- _Reading passage_:
++++++++++++++++++++
With the ongoing spread of COVID-19, the number of clinical studies on the effect of vitamin D supplementation on COVID-19 outcomes has increased (5, 6, 8–13) but the results remain conflicting. Thus, it is necessary to conduct an updated meta-analysis of randomized controlled trials and cohort studies to determine the impact of vitamin D supplementation on mortality, ICU admission, and mechanical ventilation or intubation rates in COVID-19 patients.

Materials and methods

The present meta-analysis was conducted following the PRISMA (Preferred Reporting Items for Systematic Reviews and Meta-Analysis) statement (14) and has been registered on the international database of prospectively registered systematic reviews, PROSPERO (Registration number: CRD42021299521).

Inclusion and exclusion criteria

Population: COVID-19 patients of all ages and severity levels.

Intervention: Vitamin D supplements of various forms, analogs, doses, and follow-up durations after the diagnosis of COVID-19.

Comparison: Without vitamin D supplements.

Outcomes: mortality, ICU admission rates, and rates of mechanical ventilation or intubation of COVID-19 patients.

Study design: Randomized controlled trials and cohort studies.

Exclusion criteria: (1) Repeated publications; (2) missing outcome data in the literature; (3) lack of definite Vitamin D dose in each study; and (4) the data are wrong or cannot be extracted.

Search strategy

The literature search was conducted across multiple databases including PubMed, Cochrane Library, Embase, CNKI, CBM, WanFang Data, and Cqvip, covering the period from 1 December 2019 to 31 December 2022. Search keywords: Dihydroxyvitamin D, Dihydroxyvitamin, Calcitriol, Alfacalcidol, 24,25-Dihydroxyvitamin D, paricalcitol, Dihydroxycholecalciferol, 1 alpha,25-Dihydroxyvitamin, 1alpha,25-Dihydroxycholecalciferol, 1,25-Dihydroxyvitamin, 25Hydroxyvitamin D3, 1, 25-dihydroxy vitamin D, 25-Hydroxyvitamin D3, 25-hydroxyvitamin D, Calcidiol, Calcifediol, Hydroxycholecalciferol, Ergocalciferol, Cholecalciferol, Vitamin D3, Vitamin D2; COVID-19, COVID19, COVID-19 Virus, COVID-19 Virus Disease, COVID-19 Virus Infection, 2019-nCoV Infection, Coronavirus Disease-19, Coronavirus Disease 19, 2019 Novel Coronavirus Disease, 2019 Novel Coronavirus Infection, 2019-nCoV Disease, Disease 2019, Coronavirus, SARS Coronavirus 2 Infection, SARS-CoV-2 Infection, COVID-19 Pandemic. The search terms are described in the Supplementary Text 1.

Study selection and data extraction

Two investigators independently searched the literature, extracted the data, cross-checked the data, and consulted a third party to resolve any disagreements. The titles and abstracts of the literature were initially screened, followed by a full-text review to determine final inclusion based on the established inclusion and exclusion criteria. The extracted data included (1) the first author, year of publication, location, and date of the study; (2) baseline characteristics and interventions of subjects; and (3)outcome indicators and data, including mortality, ICU admission rates, and mechanical ventilation or intubation rats in COVID-19 patients.
++++++++++++++++++++
- _Work to complete_:
1. Answer these questions from the vitamin D excerpt, marking each answer with its letter.
(a) What registration number does the meta-analysis have on PROSPERO?
(b) What period did the literature search cover?
(c) How many investigators independently searched the literature?
2. List every database that the vitamin D excerpt names as searched for the literature.
3. Return the stretch of the vitamin D excerpt from "Materials and methods" through "of COVID-19 patients.", word for word.

- _Listed records_:
++++++++++++++++++++
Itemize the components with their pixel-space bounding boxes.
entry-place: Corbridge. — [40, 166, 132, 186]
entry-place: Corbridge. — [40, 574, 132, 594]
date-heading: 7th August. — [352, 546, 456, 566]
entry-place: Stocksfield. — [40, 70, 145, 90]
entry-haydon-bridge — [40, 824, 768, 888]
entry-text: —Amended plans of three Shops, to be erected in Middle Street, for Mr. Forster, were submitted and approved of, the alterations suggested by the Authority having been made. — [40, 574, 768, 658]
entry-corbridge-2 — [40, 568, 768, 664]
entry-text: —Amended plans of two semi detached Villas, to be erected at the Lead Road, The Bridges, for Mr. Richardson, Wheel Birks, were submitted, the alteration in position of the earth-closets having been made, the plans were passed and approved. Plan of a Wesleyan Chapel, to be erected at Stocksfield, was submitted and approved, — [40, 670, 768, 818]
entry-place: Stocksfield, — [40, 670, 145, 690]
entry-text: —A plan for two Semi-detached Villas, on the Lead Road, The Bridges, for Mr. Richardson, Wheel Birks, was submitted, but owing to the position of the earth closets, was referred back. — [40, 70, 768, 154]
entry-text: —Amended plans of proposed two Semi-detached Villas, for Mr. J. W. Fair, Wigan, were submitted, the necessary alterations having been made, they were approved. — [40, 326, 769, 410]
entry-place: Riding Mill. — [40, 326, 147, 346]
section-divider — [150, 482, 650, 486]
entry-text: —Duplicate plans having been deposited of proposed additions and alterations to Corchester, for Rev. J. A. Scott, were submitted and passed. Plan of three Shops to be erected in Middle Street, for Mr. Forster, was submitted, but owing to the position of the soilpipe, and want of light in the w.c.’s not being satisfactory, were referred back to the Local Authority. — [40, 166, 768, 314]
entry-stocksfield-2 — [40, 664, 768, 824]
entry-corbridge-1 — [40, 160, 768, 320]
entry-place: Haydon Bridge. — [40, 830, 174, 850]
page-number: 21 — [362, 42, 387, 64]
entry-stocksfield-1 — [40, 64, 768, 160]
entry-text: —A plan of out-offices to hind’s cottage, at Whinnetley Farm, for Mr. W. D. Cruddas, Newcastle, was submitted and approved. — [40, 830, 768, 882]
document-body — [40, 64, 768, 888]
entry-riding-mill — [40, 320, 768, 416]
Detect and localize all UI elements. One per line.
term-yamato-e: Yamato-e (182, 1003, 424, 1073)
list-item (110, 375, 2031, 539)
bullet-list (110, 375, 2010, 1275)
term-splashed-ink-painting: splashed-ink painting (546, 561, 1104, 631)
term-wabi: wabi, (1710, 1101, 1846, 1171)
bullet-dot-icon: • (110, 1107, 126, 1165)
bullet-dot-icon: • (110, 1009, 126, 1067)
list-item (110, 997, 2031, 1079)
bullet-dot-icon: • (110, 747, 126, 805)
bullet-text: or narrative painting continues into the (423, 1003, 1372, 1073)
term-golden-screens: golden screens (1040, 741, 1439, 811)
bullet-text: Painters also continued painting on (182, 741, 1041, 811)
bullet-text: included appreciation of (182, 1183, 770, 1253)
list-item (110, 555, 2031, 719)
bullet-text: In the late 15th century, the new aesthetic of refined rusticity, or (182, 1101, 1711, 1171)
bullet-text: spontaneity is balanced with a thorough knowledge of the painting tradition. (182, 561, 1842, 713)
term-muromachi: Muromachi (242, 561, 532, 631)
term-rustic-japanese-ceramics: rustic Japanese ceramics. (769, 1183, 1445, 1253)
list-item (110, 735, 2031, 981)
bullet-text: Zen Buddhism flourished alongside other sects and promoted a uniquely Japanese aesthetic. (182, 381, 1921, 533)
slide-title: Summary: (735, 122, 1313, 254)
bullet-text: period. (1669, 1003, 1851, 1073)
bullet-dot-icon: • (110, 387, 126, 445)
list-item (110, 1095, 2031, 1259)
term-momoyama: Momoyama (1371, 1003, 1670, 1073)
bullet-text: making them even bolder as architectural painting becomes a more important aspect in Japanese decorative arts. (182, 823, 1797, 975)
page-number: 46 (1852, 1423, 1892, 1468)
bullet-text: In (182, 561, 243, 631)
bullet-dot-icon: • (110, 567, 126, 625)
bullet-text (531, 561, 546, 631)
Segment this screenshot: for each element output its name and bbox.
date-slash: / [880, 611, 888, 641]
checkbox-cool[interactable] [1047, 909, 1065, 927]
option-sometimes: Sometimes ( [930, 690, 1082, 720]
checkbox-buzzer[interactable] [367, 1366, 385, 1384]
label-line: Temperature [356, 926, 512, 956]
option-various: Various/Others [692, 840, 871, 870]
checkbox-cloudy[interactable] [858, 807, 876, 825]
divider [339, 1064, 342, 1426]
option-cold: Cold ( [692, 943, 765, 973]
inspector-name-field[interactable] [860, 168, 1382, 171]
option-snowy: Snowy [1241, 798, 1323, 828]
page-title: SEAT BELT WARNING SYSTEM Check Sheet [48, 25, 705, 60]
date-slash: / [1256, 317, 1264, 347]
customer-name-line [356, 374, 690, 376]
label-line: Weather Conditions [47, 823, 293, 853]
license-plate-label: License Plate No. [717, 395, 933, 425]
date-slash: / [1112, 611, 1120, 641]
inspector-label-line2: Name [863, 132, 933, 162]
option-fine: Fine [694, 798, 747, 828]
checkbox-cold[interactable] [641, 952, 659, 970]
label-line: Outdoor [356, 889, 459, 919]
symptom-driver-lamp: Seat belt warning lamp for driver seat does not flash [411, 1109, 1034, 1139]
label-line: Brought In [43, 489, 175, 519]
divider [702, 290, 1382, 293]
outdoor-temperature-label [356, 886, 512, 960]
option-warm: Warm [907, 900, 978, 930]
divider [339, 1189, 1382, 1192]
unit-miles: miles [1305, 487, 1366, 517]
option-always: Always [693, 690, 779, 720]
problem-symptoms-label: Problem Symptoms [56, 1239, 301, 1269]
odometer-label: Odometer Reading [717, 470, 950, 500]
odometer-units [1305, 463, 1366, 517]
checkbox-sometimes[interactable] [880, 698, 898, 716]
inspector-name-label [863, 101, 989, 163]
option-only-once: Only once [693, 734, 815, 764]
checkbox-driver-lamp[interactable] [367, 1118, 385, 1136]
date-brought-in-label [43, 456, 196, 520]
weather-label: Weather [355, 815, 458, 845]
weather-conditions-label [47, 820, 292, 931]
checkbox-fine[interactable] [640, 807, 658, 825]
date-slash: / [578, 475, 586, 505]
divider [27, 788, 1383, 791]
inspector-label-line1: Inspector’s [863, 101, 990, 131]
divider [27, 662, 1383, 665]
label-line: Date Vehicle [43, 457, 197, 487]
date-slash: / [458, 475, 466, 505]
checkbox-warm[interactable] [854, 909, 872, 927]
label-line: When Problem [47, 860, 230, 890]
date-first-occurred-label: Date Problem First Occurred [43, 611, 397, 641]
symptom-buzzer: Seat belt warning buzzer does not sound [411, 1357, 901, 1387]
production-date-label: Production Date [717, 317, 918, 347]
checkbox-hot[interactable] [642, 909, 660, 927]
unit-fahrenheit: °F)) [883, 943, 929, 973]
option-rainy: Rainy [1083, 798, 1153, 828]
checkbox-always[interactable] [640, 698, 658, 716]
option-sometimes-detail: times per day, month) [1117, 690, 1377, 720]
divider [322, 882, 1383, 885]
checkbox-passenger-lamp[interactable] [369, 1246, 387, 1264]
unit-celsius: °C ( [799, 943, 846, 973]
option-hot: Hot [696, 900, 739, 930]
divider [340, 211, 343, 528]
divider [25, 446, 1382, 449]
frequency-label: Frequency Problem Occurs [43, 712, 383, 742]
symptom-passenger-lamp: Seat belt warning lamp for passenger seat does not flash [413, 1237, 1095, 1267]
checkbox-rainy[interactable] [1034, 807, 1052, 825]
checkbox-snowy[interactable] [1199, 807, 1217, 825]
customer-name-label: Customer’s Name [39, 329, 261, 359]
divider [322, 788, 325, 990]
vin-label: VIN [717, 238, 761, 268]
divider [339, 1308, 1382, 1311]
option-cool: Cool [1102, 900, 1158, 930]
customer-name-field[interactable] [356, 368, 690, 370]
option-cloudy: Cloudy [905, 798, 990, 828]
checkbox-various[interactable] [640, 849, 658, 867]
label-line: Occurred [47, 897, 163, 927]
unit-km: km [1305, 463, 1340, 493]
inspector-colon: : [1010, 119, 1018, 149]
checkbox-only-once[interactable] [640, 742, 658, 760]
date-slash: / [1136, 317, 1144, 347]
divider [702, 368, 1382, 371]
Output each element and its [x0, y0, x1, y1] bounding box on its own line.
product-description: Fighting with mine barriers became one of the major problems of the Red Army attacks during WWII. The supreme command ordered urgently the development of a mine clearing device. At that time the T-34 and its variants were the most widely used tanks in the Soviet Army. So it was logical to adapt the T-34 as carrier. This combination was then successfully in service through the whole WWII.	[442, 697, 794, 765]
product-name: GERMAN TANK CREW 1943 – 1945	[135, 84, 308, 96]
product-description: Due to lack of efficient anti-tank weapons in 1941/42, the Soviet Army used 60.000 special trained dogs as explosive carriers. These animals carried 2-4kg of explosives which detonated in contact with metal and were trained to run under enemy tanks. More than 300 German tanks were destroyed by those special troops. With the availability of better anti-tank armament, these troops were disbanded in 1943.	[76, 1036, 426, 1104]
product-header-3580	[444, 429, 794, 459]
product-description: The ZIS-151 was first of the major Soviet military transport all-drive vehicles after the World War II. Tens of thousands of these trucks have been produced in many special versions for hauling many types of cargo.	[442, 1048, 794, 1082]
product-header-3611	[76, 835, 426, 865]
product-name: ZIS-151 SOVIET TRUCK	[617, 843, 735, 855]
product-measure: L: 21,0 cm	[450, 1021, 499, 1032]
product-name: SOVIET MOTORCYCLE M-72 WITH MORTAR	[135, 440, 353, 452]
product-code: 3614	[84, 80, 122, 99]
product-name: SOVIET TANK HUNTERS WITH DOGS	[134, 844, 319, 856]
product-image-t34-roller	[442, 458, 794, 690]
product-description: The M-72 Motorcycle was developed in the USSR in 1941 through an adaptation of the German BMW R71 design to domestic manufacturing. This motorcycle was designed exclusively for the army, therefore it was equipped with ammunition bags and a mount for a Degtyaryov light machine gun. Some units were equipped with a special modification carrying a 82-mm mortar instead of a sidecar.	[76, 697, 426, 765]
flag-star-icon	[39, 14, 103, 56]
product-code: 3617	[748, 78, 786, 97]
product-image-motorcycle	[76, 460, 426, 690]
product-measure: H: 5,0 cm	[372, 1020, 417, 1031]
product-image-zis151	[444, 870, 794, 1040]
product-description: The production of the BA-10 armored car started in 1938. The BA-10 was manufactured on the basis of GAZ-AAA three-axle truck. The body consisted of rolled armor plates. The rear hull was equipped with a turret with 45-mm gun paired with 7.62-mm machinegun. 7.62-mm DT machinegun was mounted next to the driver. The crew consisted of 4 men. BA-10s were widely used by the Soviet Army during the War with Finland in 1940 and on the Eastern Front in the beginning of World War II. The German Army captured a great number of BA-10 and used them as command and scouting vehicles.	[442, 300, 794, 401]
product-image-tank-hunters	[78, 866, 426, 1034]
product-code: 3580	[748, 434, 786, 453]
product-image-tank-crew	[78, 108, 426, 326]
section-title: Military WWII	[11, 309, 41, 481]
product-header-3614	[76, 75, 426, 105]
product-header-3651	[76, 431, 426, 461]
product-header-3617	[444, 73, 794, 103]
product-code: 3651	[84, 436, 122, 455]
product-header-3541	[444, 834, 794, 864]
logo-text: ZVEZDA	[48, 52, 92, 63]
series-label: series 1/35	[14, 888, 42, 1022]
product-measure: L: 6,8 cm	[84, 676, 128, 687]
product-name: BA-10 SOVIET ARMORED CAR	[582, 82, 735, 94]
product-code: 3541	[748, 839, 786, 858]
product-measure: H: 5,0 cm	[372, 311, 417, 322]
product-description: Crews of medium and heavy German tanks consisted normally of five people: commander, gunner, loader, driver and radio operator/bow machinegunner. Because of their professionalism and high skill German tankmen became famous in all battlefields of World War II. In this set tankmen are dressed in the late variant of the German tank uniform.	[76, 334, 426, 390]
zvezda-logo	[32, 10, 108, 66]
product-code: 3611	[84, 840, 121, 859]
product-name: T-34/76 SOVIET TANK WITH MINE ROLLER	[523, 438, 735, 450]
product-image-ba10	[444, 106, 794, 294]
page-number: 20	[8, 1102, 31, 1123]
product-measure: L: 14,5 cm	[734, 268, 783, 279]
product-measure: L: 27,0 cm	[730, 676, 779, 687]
++++++++++++++++++++
- _Responses to the exercise_:
1.
(a) CRD42021299521
(b) From 1 December 2019 to 31 December 2022
(c) Two

2. PubMed, Cochrane Library, Embase, CNKI, CBM, WanFang Data, Cqvip

3.
Materials and methods

The present meta-analysis was conducted following the PRISMA (Preferred Reporting Items for Systematic Reviews and Meta-Analysis) statement (14) and has been registered on the international database of prospectively registered systematic reviews, PROSPERO (Registration number: CRD42021299521).

Inclusion and exclusion criteria

Population: COVID-19 patients of all ages and severity levels.

Intervention: Vitamin D supplements of various forms, analogs, doses, and follow-up durations after the diagnosis of COVID-19.

Comparison: Without vitamin D supplements.

Outcomes: mortality, ICU admission rates, and rates of mechanical ventilation or intubation of COVID-19 patients.